(Collected data)
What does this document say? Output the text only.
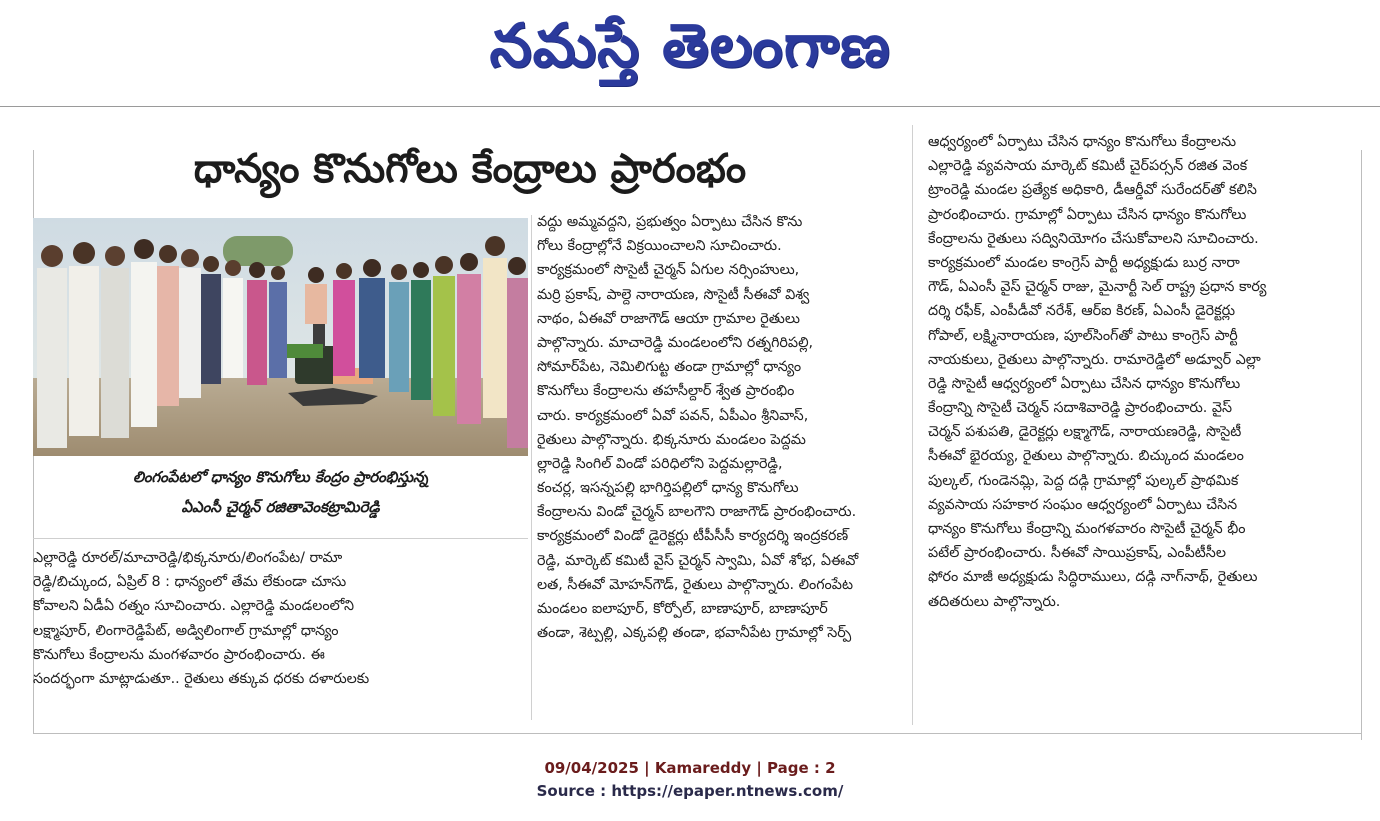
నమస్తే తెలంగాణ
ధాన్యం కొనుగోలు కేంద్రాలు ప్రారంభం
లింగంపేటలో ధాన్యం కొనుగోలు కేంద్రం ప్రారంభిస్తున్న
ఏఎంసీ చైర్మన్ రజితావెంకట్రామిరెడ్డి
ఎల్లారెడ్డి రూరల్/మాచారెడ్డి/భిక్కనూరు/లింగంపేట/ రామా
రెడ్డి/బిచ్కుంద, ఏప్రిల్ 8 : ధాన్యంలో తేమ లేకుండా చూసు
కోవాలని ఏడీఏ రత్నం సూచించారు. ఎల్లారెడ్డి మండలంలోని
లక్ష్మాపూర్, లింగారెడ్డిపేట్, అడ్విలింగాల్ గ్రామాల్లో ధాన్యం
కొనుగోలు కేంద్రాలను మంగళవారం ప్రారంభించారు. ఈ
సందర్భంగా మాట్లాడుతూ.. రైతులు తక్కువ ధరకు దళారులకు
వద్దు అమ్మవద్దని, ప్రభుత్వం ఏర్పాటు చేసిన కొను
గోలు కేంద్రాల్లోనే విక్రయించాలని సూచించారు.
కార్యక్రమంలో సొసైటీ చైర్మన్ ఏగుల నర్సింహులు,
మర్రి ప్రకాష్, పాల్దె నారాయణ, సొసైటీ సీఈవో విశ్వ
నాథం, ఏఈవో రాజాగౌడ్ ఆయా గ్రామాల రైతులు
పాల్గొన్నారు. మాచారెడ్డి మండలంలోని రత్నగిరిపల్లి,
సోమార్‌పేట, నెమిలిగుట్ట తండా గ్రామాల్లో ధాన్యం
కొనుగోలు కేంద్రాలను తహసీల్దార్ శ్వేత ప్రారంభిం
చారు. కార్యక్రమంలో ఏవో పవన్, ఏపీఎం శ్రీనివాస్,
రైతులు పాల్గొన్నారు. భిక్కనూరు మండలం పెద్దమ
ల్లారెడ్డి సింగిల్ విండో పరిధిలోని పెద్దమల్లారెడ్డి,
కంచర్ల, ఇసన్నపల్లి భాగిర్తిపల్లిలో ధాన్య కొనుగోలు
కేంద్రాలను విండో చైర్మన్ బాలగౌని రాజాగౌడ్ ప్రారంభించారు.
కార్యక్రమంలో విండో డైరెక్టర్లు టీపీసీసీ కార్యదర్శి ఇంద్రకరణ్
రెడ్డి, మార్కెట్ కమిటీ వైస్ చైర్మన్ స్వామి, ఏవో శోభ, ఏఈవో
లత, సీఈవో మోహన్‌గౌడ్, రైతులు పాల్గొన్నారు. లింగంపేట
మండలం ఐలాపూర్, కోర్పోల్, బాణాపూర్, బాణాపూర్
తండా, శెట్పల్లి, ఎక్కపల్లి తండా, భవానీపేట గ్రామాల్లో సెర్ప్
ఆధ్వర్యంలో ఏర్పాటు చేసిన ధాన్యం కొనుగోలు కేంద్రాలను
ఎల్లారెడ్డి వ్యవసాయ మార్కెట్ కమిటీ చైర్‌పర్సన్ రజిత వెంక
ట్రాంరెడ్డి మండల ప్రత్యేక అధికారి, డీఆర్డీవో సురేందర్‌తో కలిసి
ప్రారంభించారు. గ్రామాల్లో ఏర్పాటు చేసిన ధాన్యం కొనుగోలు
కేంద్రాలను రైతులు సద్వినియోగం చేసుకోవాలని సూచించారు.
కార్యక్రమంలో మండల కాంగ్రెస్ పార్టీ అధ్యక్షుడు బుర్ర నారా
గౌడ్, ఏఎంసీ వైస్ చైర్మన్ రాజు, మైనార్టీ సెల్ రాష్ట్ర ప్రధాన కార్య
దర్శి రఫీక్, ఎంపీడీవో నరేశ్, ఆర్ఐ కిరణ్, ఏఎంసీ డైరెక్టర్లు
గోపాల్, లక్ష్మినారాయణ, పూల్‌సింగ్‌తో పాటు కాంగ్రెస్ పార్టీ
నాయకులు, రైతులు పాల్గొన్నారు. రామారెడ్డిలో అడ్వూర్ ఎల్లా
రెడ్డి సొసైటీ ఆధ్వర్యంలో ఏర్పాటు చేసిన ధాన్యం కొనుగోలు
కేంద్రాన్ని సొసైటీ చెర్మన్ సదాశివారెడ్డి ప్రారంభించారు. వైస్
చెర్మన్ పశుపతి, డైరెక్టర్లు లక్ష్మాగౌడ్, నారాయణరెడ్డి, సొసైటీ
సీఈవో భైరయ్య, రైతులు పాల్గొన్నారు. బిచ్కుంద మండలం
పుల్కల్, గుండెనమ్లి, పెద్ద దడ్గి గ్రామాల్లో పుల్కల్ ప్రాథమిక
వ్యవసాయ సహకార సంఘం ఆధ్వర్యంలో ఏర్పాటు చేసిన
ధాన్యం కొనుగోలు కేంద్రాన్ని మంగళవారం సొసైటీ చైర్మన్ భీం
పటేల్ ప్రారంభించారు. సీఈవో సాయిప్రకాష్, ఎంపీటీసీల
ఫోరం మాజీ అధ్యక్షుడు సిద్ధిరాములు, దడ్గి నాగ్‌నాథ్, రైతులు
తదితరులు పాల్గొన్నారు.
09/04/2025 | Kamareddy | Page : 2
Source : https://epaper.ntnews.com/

---

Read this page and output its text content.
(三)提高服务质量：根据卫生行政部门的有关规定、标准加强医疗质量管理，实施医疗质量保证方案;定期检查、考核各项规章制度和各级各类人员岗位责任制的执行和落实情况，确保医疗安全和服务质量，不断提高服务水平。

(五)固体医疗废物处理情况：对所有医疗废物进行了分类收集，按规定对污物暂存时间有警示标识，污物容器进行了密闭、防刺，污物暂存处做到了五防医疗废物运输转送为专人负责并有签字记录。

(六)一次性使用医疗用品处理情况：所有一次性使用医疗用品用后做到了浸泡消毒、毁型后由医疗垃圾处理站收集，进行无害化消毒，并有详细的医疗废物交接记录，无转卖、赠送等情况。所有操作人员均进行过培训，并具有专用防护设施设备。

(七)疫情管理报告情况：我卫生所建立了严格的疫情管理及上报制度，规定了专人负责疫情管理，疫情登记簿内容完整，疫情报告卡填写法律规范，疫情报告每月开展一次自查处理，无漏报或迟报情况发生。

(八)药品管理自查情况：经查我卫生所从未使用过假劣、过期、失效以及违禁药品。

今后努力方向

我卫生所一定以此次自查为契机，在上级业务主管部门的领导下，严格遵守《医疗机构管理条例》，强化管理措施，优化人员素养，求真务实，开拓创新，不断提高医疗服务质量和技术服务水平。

AIM OF THE TASK> Pull out all lines from the entries above that include the word "text".

WRITTEN RESPONSE>
What does this document say? Output the text only.
Read this page and output its text content.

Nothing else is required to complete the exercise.